## WHAT TO PRODUCE
Locate each line holding the string "this" and copy it.

[Figure dataset records]
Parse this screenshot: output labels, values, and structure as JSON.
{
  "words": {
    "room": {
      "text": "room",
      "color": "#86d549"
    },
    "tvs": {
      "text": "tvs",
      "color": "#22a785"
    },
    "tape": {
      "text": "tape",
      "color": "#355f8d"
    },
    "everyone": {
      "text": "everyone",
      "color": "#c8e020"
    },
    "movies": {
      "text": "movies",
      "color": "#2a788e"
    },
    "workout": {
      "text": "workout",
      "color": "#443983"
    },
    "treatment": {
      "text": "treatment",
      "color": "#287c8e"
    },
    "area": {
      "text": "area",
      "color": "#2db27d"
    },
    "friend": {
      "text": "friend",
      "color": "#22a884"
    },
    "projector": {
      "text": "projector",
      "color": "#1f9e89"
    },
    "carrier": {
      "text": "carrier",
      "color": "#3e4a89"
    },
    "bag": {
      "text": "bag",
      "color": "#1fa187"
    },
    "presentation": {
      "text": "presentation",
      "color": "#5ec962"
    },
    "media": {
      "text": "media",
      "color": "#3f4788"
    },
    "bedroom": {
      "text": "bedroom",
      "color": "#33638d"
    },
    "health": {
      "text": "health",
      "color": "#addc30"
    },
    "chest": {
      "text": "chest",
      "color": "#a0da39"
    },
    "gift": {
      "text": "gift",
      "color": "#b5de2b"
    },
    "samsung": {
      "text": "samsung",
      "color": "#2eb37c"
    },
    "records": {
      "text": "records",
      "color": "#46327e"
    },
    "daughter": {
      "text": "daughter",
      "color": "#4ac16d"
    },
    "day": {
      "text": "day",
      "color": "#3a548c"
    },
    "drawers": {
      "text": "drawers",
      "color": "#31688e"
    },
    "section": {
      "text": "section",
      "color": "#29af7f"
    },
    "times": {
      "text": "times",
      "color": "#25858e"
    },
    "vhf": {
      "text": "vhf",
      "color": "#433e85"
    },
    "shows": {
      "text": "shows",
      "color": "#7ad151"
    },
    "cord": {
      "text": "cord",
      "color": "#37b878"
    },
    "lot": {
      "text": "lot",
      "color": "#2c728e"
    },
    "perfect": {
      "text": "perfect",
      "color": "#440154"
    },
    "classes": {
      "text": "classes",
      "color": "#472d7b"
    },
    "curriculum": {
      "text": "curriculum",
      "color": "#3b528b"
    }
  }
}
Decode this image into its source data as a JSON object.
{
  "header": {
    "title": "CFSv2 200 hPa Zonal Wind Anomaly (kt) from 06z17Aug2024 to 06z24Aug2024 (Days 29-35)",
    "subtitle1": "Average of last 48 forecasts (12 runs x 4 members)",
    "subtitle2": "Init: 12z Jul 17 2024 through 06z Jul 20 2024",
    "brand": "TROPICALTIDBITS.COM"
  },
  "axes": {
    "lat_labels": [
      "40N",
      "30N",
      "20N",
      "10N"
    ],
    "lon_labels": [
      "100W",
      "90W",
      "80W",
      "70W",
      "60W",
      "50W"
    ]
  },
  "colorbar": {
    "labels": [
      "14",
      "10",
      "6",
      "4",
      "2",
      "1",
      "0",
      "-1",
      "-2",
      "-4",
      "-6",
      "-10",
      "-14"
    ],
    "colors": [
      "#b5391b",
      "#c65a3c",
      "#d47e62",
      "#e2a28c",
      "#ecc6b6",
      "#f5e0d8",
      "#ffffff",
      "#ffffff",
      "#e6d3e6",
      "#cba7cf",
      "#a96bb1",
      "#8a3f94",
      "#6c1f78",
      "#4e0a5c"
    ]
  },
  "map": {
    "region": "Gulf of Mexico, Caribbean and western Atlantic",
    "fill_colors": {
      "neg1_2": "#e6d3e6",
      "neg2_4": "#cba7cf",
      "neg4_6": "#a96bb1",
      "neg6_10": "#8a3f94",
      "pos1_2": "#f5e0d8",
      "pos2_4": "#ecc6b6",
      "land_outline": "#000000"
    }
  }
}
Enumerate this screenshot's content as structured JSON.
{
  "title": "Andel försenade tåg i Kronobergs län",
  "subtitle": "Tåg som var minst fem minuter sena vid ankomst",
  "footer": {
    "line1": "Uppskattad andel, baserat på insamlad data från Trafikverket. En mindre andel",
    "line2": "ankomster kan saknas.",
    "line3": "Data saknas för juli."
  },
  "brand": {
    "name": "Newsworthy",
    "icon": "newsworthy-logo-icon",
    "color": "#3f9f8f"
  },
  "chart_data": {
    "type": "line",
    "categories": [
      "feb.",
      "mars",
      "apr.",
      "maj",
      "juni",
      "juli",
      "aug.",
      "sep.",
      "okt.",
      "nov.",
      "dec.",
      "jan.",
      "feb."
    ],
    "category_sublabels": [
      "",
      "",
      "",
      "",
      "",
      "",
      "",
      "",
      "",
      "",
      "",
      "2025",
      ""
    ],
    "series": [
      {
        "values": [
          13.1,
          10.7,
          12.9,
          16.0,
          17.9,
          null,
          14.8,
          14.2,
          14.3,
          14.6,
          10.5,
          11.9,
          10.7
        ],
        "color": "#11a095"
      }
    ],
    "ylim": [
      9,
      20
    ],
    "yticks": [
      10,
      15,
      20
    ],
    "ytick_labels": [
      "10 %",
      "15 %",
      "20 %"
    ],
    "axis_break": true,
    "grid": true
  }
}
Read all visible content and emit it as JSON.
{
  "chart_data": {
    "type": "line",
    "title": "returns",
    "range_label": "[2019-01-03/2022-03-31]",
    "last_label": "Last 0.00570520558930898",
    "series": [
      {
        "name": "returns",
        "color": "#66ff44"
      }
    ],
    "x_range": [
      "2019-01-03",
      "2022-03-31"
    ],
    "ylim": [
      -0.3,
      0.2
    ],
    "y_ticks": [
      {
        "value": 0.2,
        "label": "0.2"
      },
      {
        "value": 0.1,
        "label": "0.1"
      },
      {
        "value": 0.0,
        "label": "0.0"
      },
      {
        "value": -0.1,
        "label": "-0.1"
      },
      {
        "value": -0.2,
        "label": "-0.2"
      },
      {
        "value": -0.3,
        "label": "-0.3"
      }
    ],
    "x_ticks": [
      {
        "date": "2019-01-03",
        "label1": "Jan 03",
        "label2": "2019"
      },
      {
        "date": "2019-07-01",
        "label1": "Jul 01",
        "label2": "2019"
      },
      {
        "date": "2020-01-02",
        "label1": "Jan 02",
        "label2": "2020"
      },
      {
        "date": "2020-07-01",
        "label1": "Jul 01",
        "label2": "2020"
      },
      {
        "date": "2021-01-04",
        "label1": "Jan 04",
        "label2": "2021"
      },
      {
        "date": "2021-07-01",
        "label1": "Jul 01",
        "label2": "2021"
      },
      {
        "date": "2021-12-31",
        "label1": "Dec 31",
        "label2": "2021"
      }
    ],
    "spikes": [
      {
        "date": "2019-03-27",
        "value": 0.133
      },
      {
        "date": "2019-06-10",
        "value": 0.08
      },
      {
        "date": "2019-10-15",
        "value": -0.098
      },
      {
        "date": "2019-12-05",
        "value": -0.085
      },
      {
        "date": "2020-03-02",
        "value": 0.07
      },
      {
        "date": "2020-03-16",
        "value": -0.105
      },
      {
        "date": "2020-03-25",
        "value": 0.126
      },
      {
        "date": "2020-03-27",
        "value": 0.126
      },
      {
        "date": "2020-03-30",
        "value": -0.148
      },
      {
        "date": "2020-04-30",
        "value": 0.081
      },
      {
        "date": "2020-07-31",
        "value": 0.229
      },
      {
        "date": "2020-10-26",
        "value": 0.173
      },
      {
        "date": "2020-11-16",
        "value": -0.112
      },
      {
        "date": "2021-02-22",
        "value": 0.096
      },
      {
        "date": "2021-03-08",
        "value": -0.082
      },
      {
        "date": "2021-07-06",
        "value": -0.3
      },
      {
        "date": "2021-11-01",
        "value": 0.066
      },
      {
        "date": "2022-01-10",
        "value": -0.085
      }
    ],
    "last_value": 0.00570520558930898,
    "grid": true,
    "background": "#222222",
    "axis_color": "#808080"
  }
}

## FINISHED ANSWER
Parse this screenshot: output labels, values, and structure as JSON.
Decode this image into its source data as a JSON object.
Enumerate this screenshot's content as structured JSON.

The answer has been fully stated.